** Start **

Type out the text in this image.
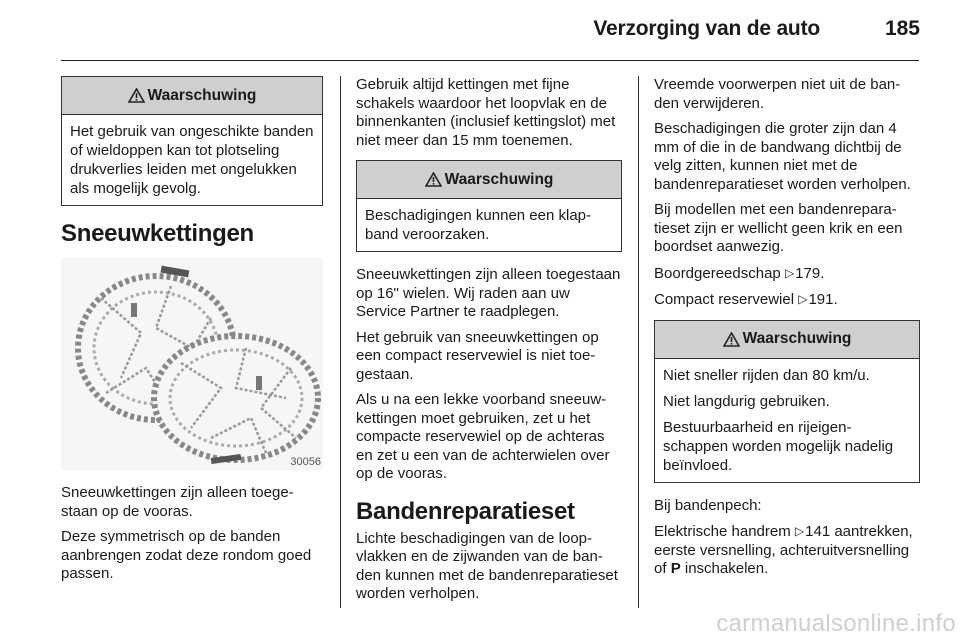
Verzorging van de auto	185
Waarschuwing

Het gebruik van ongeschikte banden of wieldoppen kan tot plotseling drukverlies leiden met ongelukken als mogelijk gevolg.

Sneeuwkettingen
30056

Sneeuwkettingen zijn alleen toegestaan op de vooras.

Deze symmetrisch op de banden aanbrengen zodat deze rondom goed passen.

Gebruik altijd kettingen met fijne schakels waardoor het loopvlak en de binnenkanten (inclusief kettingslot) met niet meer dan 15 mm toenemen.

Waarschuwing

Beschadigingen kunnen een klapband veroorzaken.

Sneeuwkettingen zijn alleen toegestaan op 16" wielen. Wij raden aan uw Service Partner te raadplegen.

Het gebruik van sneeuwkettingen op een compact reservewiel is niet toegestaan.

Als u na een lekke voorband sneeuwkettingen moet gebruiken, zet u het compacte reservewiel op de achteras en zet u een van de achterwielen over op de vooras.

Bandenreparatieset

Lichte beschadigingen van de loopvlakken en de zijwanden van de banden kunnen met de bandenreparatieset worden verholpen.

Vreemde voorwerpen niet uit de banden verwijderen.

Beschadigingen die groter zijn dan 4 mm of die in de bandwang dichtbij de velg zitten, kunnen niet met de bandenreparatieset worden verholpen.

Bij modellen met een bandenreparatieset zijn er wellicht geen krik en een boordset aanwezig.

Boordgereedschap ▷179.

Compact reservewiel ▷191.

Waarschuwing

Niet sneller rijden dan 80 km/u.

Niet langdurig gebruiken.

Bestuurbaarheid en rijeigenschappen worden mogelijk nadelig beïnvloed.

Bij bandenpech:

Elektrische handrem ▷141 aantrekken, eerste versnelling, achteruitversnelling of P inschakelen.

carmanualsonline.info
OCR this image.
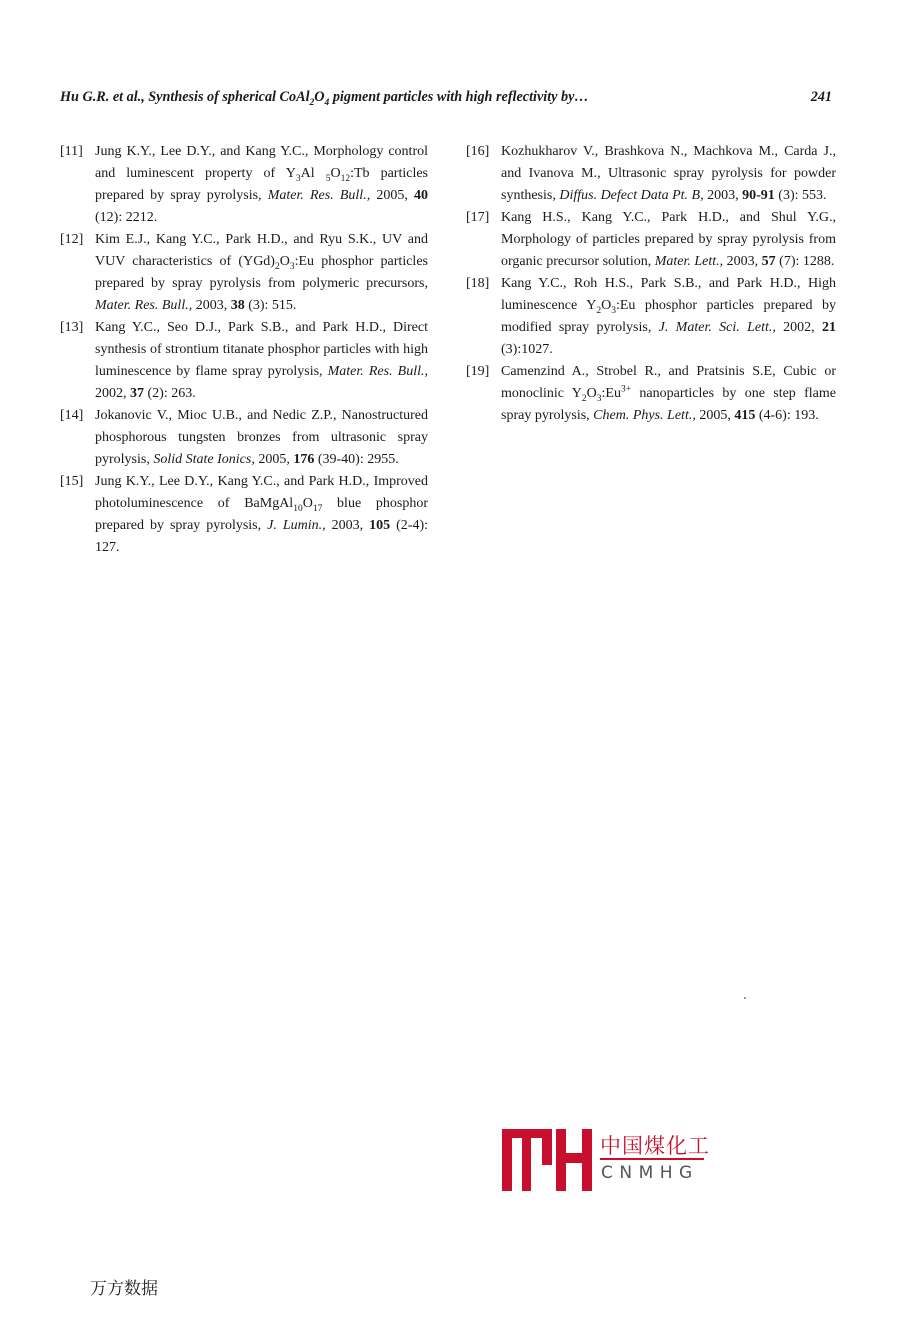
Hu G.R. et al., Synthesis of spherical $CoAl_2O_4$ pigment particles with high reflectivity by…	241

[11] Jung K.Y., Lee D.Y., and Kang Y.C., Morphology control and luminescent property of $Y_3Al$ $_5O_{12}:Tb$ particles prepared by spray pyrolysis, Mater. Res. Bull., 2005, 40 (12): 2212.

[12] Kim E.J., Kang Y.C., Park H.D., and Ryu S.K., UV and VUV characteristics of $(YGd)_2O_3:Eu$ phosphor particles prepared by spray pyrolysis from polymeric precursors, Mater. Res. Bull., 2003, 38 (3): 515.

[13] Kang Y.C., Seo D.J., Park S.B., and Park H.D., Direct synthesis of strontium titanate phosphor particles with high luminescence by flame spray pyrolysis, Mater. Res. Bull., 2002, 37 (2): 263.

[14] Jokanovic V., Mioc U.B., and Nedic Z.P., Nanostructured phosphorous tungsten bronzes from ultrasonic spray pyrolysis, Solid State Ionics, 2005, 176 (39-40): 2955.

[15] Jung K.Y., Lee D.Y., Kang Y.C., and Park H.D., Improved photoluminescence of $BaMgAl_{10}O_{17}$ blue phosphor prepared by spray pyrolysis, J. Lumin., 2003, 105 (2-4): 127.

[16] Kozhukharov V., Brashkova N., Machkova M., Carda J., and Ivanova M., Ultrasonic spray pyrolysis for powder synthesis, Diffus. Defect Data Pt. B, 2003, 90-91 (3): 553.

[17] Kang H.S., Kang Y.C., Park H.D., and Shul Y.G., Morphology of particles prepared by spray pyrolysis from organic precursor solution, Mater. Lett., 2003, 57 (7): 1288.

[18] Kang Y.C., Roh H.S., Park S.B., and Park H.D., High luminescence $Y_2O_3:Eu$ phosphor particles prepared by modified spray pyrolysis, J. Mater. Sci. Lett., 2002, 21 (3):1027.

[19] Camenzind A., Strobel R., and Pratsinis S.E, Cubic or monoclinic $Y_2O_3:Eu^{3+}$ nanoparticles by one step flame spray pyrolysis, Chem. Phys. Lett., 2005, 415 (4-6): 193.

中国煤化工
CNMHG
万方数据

** End **

» **DIRECTION**:
Only lines that contain the word "gebruiken" are wanted; copy each of them.

» **RESPONSE**:
Als u na een lekke voorband sneeuwkettingen moet gebruiken, zet u het compacte reservewiel op de achteras en zet u een van de achterwielen over op de vooras.
Niet langdurig gebruiken.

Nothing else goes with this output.